→ What to work on
Find the string "Waist" in the entries and copy each line that has it.
# Start of Extracted entries
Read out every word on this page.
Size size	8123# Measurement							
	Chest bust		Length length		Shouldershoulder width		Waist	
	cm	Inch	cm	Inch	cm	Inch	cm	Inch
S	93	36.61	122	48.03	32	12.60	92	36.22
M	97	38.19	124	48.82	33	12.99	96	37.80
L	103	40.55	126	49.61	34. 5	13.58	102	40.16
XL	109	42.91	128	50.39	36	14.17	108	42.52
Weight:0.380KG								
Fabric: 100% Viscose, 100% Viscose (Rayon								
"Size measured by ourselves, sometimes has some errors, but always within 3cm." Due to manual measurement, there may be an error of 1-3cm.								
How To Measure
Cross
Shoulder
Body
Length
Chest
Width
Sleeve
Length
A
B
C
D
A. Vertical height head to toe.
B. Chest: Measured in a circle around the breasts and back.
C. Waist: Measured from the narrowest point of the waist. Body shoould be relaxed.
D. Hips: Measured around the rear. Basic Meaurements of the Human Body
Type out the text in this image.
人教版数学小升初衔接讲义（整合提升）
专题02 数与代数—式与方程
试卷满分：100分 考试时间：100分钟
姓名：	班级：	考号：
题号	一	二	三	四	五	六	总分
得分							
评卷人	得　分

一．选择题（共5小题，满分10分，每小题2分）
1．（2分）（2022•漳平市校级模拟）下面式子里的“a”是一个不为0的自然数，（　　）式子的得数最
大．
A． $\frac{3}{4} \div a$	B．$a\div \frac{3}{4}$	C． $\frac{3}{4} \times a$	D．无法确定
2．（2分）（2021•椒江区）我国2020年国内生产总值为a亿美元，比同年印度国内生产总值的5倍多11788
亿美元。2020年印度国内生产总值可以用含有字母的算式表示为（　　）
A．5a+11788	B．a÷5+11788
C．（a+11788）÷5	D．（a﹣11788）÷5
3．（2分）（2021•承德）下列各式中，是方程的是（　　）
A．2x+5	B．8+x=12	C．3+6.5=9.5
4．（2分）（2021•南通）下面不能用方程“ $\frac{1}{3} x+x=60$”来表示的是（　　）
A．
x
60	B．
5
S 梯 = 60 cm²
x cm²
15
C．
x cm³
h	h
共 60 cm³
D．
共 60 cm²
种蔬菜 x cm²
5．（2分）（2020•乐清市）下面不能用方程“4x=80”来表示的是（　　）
# End of Extracted entries
→ Output for this exercise
	Chest bust		Length length		Shouldershoulder width		Waist	
C. Waist: Measured from the narrowest point of the waist. Body shoould be relaxed.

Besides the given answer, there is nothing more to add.